What you have to do » Reproduce all lines of the listing below in which the word "data" occurs.

[BEGIN Material supplied]

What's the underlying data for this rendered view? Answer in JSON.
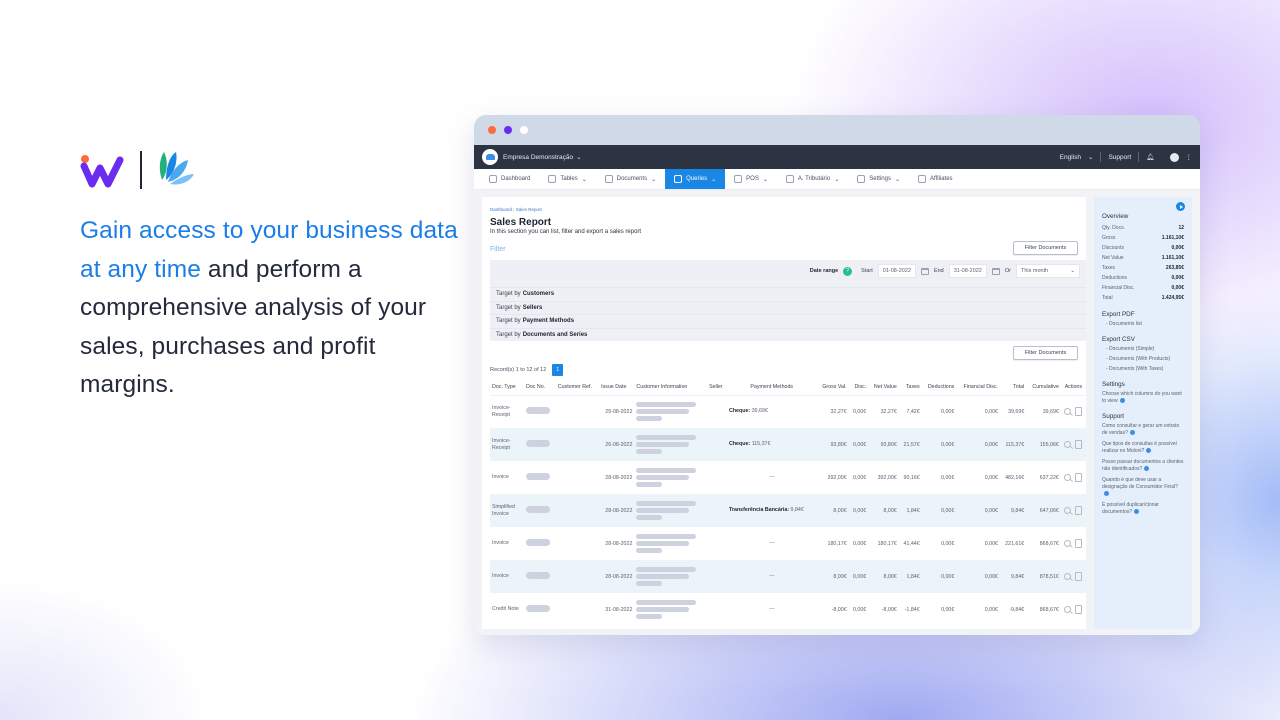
{
  "marketing": {
    "headline_highlight": "Gain access to your business data at any time",
    "headline_rest": " and perform a comprehensive analysis of your sales, purchases and profit margins.",
    "colors": {
      "highlight": "#1b7ee8",
      "text": "#232a3b",
      "brand_purple": "#6a2cf0",
      "brand_orange": "#ff6b35"
    }
  },
  "window": {
    "company": "Empresa Demonstração",
    "topnav": {
      "language": "English",
      "support": "Support"
    },
    "menu": [
      {
        "label": "Dashboard",
        "icon": "dashboard-icon",
        "dropdown": false,
        "active": false
      },
      {
        "label": "Tables",
        "icon": "users-icon",
        "dropdown": true,
        "active": false
      },
      {
        "label": "Documents",
        "icon": "document-icon",
        "dropdown": true,
        "active": false
      },
      {
        "label": "Queries",
        "icon": "bar-chart-icon",
        "dropdown": true,
        "active": true
      },
      {
        "label": "POS",
        "icon": "pos-icon",
        "dropdown": true,
        "active": false
      },
      {
        "label": "A. Tributário",
        "icon": "tax-icon",
        "dropdown": true,
        "active": false
      },
      {
        "label": "Settings",
        "icon": "settings-icon",
        "dropdown": true,
        "active": false
      },
      {
        "label": "Affiliates",
        "icon": "handshake-icon",
        "dropdown": false,
        "active": false
      }
    ],
    "breadcrumb": [
      "Dashboard",
      "Sales Report"
    ],
    "page_title": "Sales Report",
    "page_subtitle": "In this section you can list, filter and export a sales report",
    "filter_label": "Filter",
    "filter_button": "Filter Documents",
    "date_range": {
      "label": "Date range",
      "help": "?",
      "start_label": "Start",
      "start": "01-08-2022",
      "end_label": "End",
      "end": "31-08-2022",
      "or_label": "Or",
      "preset": "This month"
    },
    "targets": [
      {
        "prefix": "Target by",
        "label": "Customers"
      },
      {
        "prefix": "Target by",
        "label": "Sellers"
      },
      {
        "prefix": "Target by",
        "label": "Payment Methods"
      },
      {
        "prefix": "Target by",
        "label": "Documents and Series"
      }
    ],
    "records_text": "Record(s) 1 to 12 of 12",
    "current_page": "1",
    "table": {
      "columns": [
        "Doc. Type",
        "Doc No.",
        "Customer Ref.",
        "Issue Date",
        "Customer Information",
        "Seller",
        "Payment Methods",
        "Gross Val.",
        "Disc.",
        "Net Value",
        "Taxes",
        "Deductions",
        "Financial Disc.",
        "Total",
        "Cumulative",
        "Actions"
      ],
      "rows": [
        {
          "type": "Invoice-Receipt",
          "date": "25-08-2022",
          "pm_label": "Cheque:",
          "pm_value": "39,69€",
          "gross": "32,27€",
          "disc": "0,00€",
          "net": "32,27€",
          "taxes": "7,42€",
          "deductions": "0,00€",
          "fin_disc": "0,00€",
          "total": "39,69€",
          "cumulative": "39,69€"
        },
        {
          "type": "Invoice-Receipt",
          "date": "26-08-2022",
          "pm_label": "Cheque:",
          "pm_value": "115,37€",
          "gross": "93,80€",
          "disc": "0,00€",
          "net": "93,80€",
          "taxes": "21,57€",
          "deductions": "0,00€",
          "fin_disc": "0,00€",
          "total": "115,37€",
          "cumulative": "155,06€"
        },
        {
          "type": "Invoice",
          "date": "28-08-2022",
          "pm_label": "",
          "pm_value": "---",
          "gross": "392,00€",
          "disc": "0,00€",
          "net": "392,00€",
          "taxes": "90,16€",
          "deductions": "0,00€",
          "fin_disc": "0,00€",
          "total": "482,16€",
          "cumulative": "637,22€"
        },
        {
          "type": "Simplified Invoice",
          "date": "28-08-2022",
          "pm_label": "Transferência Bancária:",
          "pm_value": "9,84€",
          "gross": "8,00€",
          "disc": "0,00€",
          "net": "8,00€",
          "taxes": "1,84€",
          "deductions": "0,00€",
          "fin_disc": "0,00€",
          "total": "9,84€",
          "cumulative": "647,06€"
        },
        {
          "type": "Invoice",
          "date": "28-08-2022",
          "pm_label": "",
          "pm_value": "---",
          "gross": "180,17€",
          "disc": "0,00€",
          "net": "180,17€",
          "taxes": "41,44€",
          "deductions": "0,00€",
          "fin_disc": "0,00€",
          "total": "221,61€",
          "cumulative": "868,67€"
        },
        {
          "type": "Invoice",
          "date": "28-08-2022",
          "pm_label": "",
          "pm_value": "---",
          "gross": "8,00€",
          "disc": "0,00€",
          "net": "8,00€",
          "taxes": "1,84€",
          "deductions": "0,00€",
          "fin_disc": "0,00€",
          "total": "9,84€",
          "cumulative": "878,51€"
        },
        {
          "type": "Credit Note",
          "date": "31-08-2022",
          "pm_label": "",
          "pm_value": "---",
          "gross": "-8,00€",
          "disc": "0,00€",
          "net": "-8,00€",
          "taxes": "-1,84€",
          "deductions": "0,00€",
          "fin_disc": "0,00€",
          "total": "-9,84€",
          "cumulative": "868,67€"
        }
      ]
    },
    "sidebar": {
      "overview_title": "Overview",
      "overview": [
        {
          "label": "Qty. Docs.",
          "value": "12"
        },
        {
          "label": "Gross",
          "value": "1.161,10€"
        },
        {
          "label": "Discounts",
          "value": "0,00€"
        },
        {
          "label": "Net Value",
          "value": "1.161,10€"
        },
        {
          "label": "Taxes",
          "value": "263,85€"
        },
        {
          "label": "Deductions",
          "value": "0,00€"
        },
        {
          "label": "Financial Disc.",
          "value": "0,00€"
        },
        {
          "label": "Total",
          "value": "1.424,95€"
        }
      ],
      "export_pdf_title": "Export PDF",
      "export_pdf": [
        "- Documents list"
      ],
      "export_csv_title": "Export CSV",
      "export_csv": [
        "- Documents (Simple)",
        "- Documents (With Products)",
        "- Documents (With Taxes)"
      ],
      "settings_title": "Settings",
      "settings_text": "Choose which columns do you want to view",
      "support_title": "Support",
      "support": [
        "Como consultar e gerar um extrato de vendas?",
        "Que tipos de consultas é possível realizar no Moloni?",
        "Posso passar documentos a clientes não identificados?",
        "Quando é que deve usar a designação de Consumidor Final?",
        "É possível duplicar/clonar documentos?"
      ]
    }
  }
}
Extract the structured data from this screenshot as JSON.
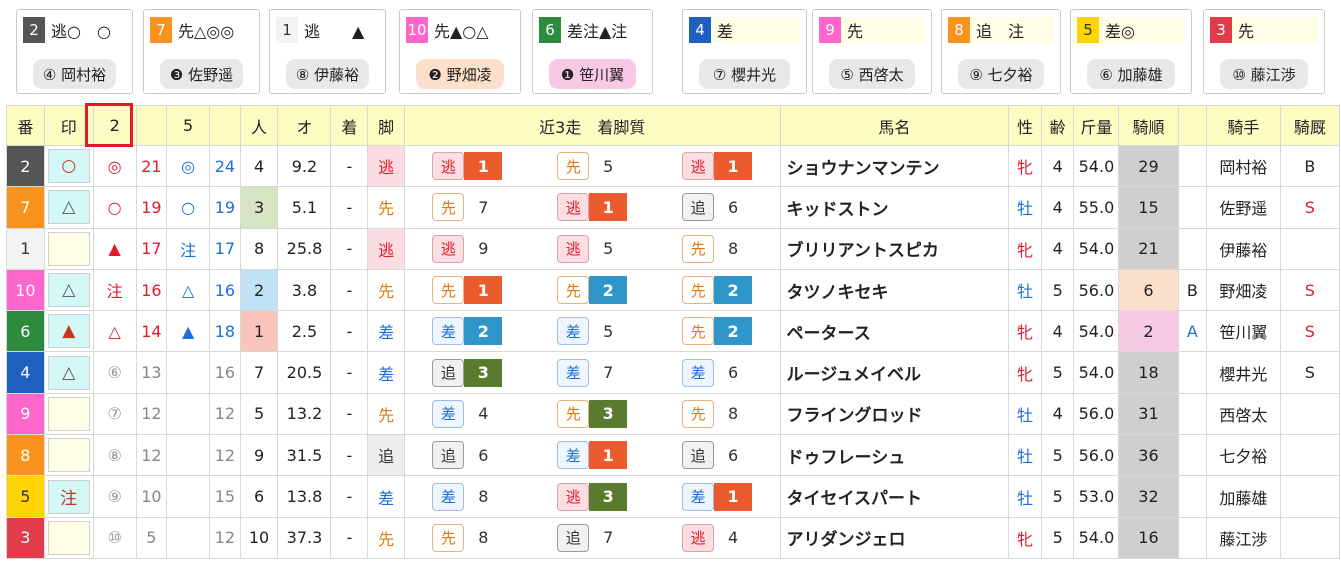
{
  "cards": [
    {
      "num": "2",
      "num_color": "#555555",
      "num_text": "#ffffff",
      "marks": "逃○　○",
      "marks_bg": "#ffffff",
      "jockey": "④ 岡村裕",
      "pill": "gray"
    },
    {
      "num": "7",
      "num_color": "#f7931e",
      "num_text": "#ffffff",
      "marks": "先△◎◎",
      "marks_bg": "#ffffff",
      "jockey": "❸ 佐野遥",
      "pill": "gray"
    },
    {
      "num": "1",
      "num_color": "#f3f3f3",
      "num_text": "#333333",
      "marks": "逃　　▲",
      "marks_bg": "#ffffff",
      "jockey": "⑧ 伊藤裕",
      "pill": "gray"
    },
    {
      "num": "10",
      "num_color": "#ff66cc",
      "num_text": "#ffffff",
      "marks": "先▲○△",
      "marks_bg": "#ffffff",
      "jockey": "❷ 野畑凌",
      "pill": "peach"
    },
    {
      "num": "6",
      "num_color": "#2e8b3e",
      "num_text": "#ffffff",
      "marks": "差注▲注",
      "marks_bg": "#ffffff",
      "jockey": "❶ 笹川翼",
      "pill": "pink"
    },
    {
      "num": "4",
      "num_color": "#1f5fbf",
      "num_text": "#ffffff",
      "marks": "差",
      "marks_bg": "#fefde6",
      "jockey": "⑦ 櫻井光",
      "pill": "gray"
    },
    {
      "num": "9",
      "num_color": "#ff66cc",
      "num_text": "#ffffff",
      "marks": "先",
      "marks_bg": "#fefde6",
      "jockey": "⑤ 西啓太",
      "pill": "gray"
    },
    {
      "num": "8",
      "num_color": "#f7931e",
      "num_text": "#ffffff",
      "marks": "追　注",
      "marks_bg": "#fefde6",
      "jockey": "⑨ 七夕裕",
      "pill": "gray"
    },
    {
      "num": "5",
      "num_color": "#ffd400",
      "num_text": "#333333",
      "marks": "差◎",
      "marks_bg": "#fefde6",
      "jockey": "⑥ 加藤雄",
      "pill": "gray"
    },
    {
      "num": "3",
      "num_color": "#e23c4b",
      "num_text": "#ffffff",
      "marks": "先",
      "marks_bg": "#fefde6",
      "jockey": "⑩ 藤江渉",
      "pill": "gray"
    }
  ],
  "headers": {
    "ban": "番",
    "shirushi": "印",
    "c2": "2",
    "c2b": "",
    "c5": "5",
    "c5b": "",
    "ninki": "人",
    "odds": "オ",
    "chaku": "着",
    "kyaku": "脚",
    "recent": "近3走　着脚質",
    "name": "馬名",
    "sex": "性",
    "age": "齢",
    "weight": "斤量",
    "order": "騎順",
    "blank": "",
    "jockey": "騎手",
    "stable": "騎厩"
  },
  "rows": [
    {
      "ban": "2",
      "ban_color": "#555555",
      "mark": "○",
      "mark_bg": "#d4f7f7",
      "mark_color": "#c23a1e",
      "m2": "◎",
      "m2c": "red",
      "m2n": "21",
      "m2nc": "red",
      "m5": "◎",
      "m5c": "blue",
      "m5n": "24",
      "m5nc": "blue",
      "ninki": "4",
      "ninki_bg": "",
      "odds": "9.2",
      "chaku": "-",
      "kyaku": "逃",
      "kyaku_cls": "esc",
      "r": [
        {
          "s": "逃",
          "sc": "esc",
          "f": "1",
          "fc": "c1"
        },
        {
          "s": "先",
          "sc": "sen",
          "f": "5",
          "fc": "plain"
        },
        {
          "s": "逃",
          "sc": "esc",
          "f": "1",
          "fc": "c1"
        }
      ],
      "name": "ショウナンマンテン",
      "sex": "牝",
      "sexc": "red",
      "age": "4",
      "weight": "54.0",
      "order": "29",
      "order_cls": "",
      "blank": "",
      "jockey": "岡村裕",
      "stable": "B",
      "stable_c": ""
    },
    {
      "ban": "7",
      "ban_color": "#f7931e",
      "mark": "△",
      "mark_bg": "#d4f7f7",
      "mark_color": "#555",
      "m2": "○",
      "m2c": "red",
      "m2n": "19",
      "m2nc": "red",
      "m5": "○",
      "m5c": "blue",
      "m5n": "19",
      "m5nc": "blue",
      "ninki": "3",
      "ninki_bg": "#d6e4c4",
      "odds": "5.1",
      "chaku": "-",
      "kyaku": "先",
      "kyaku_cls": "sen",
      "r": [
        {
          "s": "先",
          "sc": "sen",
          "f": "7",
          "fc": "plain"
        },
        {
          "s": "逃",
          "sc": "esc",
          "f": "1",
          "fc": "c1"
        },
        {
          "s": "追",
          "sc": "oi",
          "f": "6",
          "fc": "plain"
        }
      ],
      "name": "キッドストン",
      "sex": "牡",
      "sexc": "blue",
      "age": "4",
      "weight": "55.0",
      "order": "15",
      "order_cls": "",
      "blank": "",
      "jockey": "佐野遥",
      "stable": "S",
      "stable_c": "red"
    },
    {
      "ban": "1",
      "ban_color": "#f3f3f3",
      "ban_text": "#333",
      "mark": "",
      "mark_bg": "#fefde6",
      "mark_color": "#555",
      "m2": "▲",
      "m2c": "red",
      "m2n": "17",
      "m2nc": "red",
      "m5": "注",
      "m5c": "blue",
      "m5n": "17",
      "m5nc": "blue",
      "ninki": "8",
      "ninki_bg": "",
      "odds": "25.8",
      "chaku": "-",
      "kyaku": "逃",
      "kyaku_cls": "esc",
      "r": [
        {
          "s": "逃",
          "sc": "esc",
          "f": "9",
          "fc": "plain"
        },
        {
          "s": "逃",
          "sc": "esc",
          "f": "5",
          "fc": "plain"
        },
        {
          "s": "先",
          "sc": "sen",
          "f": "8",
          "fc": "plain"
        }
      ],
      "name": "ブリリアントスピカ",
      "sex": "牝",
      "sexc": "red",
      "age": "4",
      "weight": "54.0",
      "order": "21",
      "order_cls": "",
      "blank": "",
      "jockey": "伊藤裕",
      "stable": "",
      "stable_c": ""
    },
    {
      "ban": "10",
      "ban_color": "#ff66cc",
      "mark": "△",
      "mark_bg": "#d4f7f7",
      "mark_color": "#555",
      "m2": "注",
      "m2c": "red",
      "m2n": "16",
      "m2nc": "red",
      "m5": "△",
      "m5c": "blue",
      "m5n": "16",
      "m5nc": "blue",
      "ninki": "2",
      "ninki_bg": "#bfe3f5",
      "odds": "3.8",
      "chaku": "-",
      "kyaku": "先",
      "kyaku_cls": "sen",
      "r": [
        {
          "s": "先",
          "sc": "sen",
          "f": "1",
          "fc": "c1"
        },
        {
          "s": "先",
          "sc": "sen",
          "f": "2",
          "fc": "c2"
        },
        {
          "s": "先",
          "sc": "sen",
          "f": "2",
          "fc": "c2"
        }
      ],
      "name": "タツノキセキ",
      "sex": "牡",
      "sexc": "blue",
      "age": "5",
      "weight": "56.0",
      "order": "6",
      "order_cls": "peach",
      "blank": "B",
      "jockey": "野畑凌",
      "stable": "S",
      "stable_c": "red"
    },
    {
      "ban": "6",
      "ban_color": "#2e8b3e",
      "mark": "▲",
      "mark_bg": "#d4f7f7",
      "mark_color": "#c23a1e",
      "m2": "△",
      "m2c": "red",
      "m2n": "14",
      "m2nc": "red",
      "m5": "▲",
      "m5c": "blue",
      "m5n": "18",
      "m5nc": "blue",
      "ninki": "1",
      "ninki_bg": "#f9c5bb",
      "odds": "2.5",
      "chaku": "-",
      "kyaku": "差",
      "kyaku_cls": "sashi",
      "r": [
        {
          "s": "差",
          "sc": "sashi",
          "f": "2",
          "fc": "c2"
        },
        {
          "s": "差",
          "sc": "sashi",
          "f": "5",
          "fc": "plain"
        },
        {
          "s": "先",
          "sc": "sen",
          "f": "2",
          "fc": "c2"
        }
      ],
      "name": "ペータース",
      "sex": "牝",
      "sexc": "red",
      "age": "4",
      "weight": "54.0",
      "order": "2",
      "order_cls": "pink",
      "blank": "A",
      "jockey": "笹川翼",
      "stable": "S",
      "stable_c": "red"
    },
    {
      "ban": "4",
      "ban_color": "#1f5fbf",
      "mark": "△",
      "mark_bg": "#d4f7f7",
      "mark_color": "#555",
      "m2": "⑥",
      "m2c": "gray",
      "m2n": "13",
      "m2nc": "dgray",
      "m5": "",
      "m5c": "",
      "m5n": "16",
      "m5nc": "dgray",
      "ninki": "7",
      "ninki_bg": "",
      "odds": "20.5",
      "chaku": "-",
      "kyaku": "差",
      "kyaku_cls": "sashi",
      "r": [
        {
          "s": "追",
          "sc": "oi",
          "f": "3",
          "fc": "c3"
        },
        {
          "s": "差",
          "sc": "sashi",
          "f": "7",
          "fc": "plain"
        },
        {
          "s": "差",
          "sc": "sashi",
          "f": "6",
          "fc": "plain"
        }
      ],
      "name": "ルージュメイベル",
      "sex": "牝",
      "sexc": "red",
      "age": "5",
      "weight": "54.0",
      "order": "18",
      "order_cls": "",
      "blank": "",
      "jockey": "櫻井光",
      "stable": "S",
      "stable_c": ""
    },
    {
      "ban": "9",
      "ban_color": "#ff66cc",
      "mark": "",
      "mark_bg": "#fefde6",
      "mark_color": "#555",
      "m2": "⑦",
      "m2c": "gray",
      "m2n": "12",
      "m2nc": "dgray",
      "m5": "",
      "m5c": "",
      "m5n": "12",
      "m5nc": "dgray",
      "ninki": "5",
      "ninki_bg": "",
      "odds": "13.2",
      "chaku": "-",
      "kyaku": "先",
      "kyaku_cls": "sen",
      "r": [
        {
          "s": "差",
          "sc": "sashi",
          "f": "4",
          "fc": "plain"
        },
        {
          "s": "先",
          "sc": "sen",
          "f": "3",
          "fc": "c3"
        },
        {
          "s": "先",
          "sc": "sen",
          "f": "8",
          "fc": "plain"
        }
      ],
      "name": "フライングロッド",
      "sex": "牡",
      "sexc": "blue",
      "age": "4",
      "weight": "56.0",
      "order": "31",
      "order_cls": "",
      "blank": "",
      "jockey": "西啓太",
      "stable": "",
      "stable_c": ""
    },
    {
      "ban": "8",
      "ban_color": "#f7931e",
      "mark": "",
      "mark_bg": "#fefde6",
      "mark_color": "#555",
      "m2": "⑧",
      "m2c": "gray",
      "m2n": "12",
      "m2nc": "dgray",
      "m5": "",
      "m5c": "",
      "m5n": "12",
      "m5nc": "dgray",
      "ninki": "9",
      "ninki_bg": "",
      "odds": "31.5",
      "chaku": "-",
      "kyaku": "追",
      "kyaku_cls": "oi",
      "r": [
        {
          "s": "追",
          "sc": "oi",
          "f": "6",
          "fc": "plain"
        },
        {
          "s": "差",
          "sc": "sashi",
          "f": "1",
          "fc": "c1"
        },
        {
          "s": "追",
          "sc": "oi",
          "f": "6",
          "fc": "plain"
        }
      ],
      "name": "ドゥフレーシュ",
      "sex": "牡",
      "sexc": "blue",
      "age": "5",
      "weight": "56.0",
      "order": "36",
      "order_cls": "",
      "blank": "",
      "jockey": "七夕裕",
      "stable": "",
      "stable_c": ""
    },
    {
      "ban": "5",
      "ban_color": "#ffd400",
      "ban_text": "#333",
      "mark": "注",
      "mark_bg": "#d4f7f7",
      "mark_color": "#c23a1e",
      "m2": "⑨",
      "m2c": "gray",
      "m2n": "10",
      "m2nc": "dgray",
      "m5": "",
      "m5c": "",
      "m5n": "15",
      "m5nc": "dgray",
      "ninki": "6",
      "ninki_bg": "",
      "odds": "13.8",
      "chaku": "-",
      "kyaku": "差",
      "kyaku_cls": "sashi",
      "r": [
        {
          "s": "差",
          "sc": "sashi",
          "f": "8",
          "fc": "plain"
        },
        {
          "s": "逃",
          "sc": "esc",
          "f": "3",
          "fc": "c3"
        },
        {
          "s": "差",
          "sc": "sashi",
          "f": "1",
          "fc": "c1"
        }
      ],
      "name": "タイセイスパート",
      "sex": "牡",
      "sexc": "blue",
      "age": "5",
      "weight": "53.0",
      "order": "32",
      "order_cls": "",
      "blank": "",
      "jockey": "加藤雄",
      "stable": "",
      "stable_c": ""
    },
    {
      "ban": "3",
      "ban_color": "#e23c4b",
      "mark": "",
      "mark_bg": "#fefde6",
      "mark_color": "#555",
      "m2": "⑩",
      "m2c": "gray",
      "m2n": "5",
      "m2nc": "dgray",
      "m5": "",
      "m5c": "",
      "m5n": "12",
      "m5nc": "dgray",
      "ninki": "10",
      "ninki_bg": "",
      "odds": "37.3",
      "chaku": "-",
      "kyaku": "先",
      "kyaku_cls": "sen",
      "r": [
        {
          "s": "先",
          "sc": "sen",
          "f": "8",
          "fc": "plain"
        },
        {
          "s": "追",
          "sc": "oi",
          "f": "7",
          "fc": "plain"
        },
        {
          "s": "逃",
          "sc": "esc",
          "f": "4",
          "fc": "plain"
        }
      ],
      "name": "アリダンジェロ",
      "sex": "牝",
      "sexc": "red",
      "age": "5",
      "weight": "54.0",
      "order": "16",
      "order_cls": "",
      "blank": "",
      "jockey": "藤江渉",
      "stable": "",
      "stable_c": ""
    }
  ]
}
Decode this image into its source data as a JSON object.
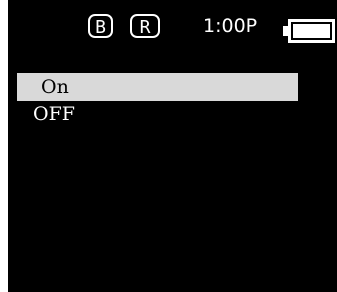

[END Material supplied]

Task solution »
What's the underlying data for this rendered view? Answer in JSON.
    "headline_highlight": "Gain access to your business data at any time",
Extract the structured data from this screenshot as JSON.
Decode this image into its source data as a JSON object.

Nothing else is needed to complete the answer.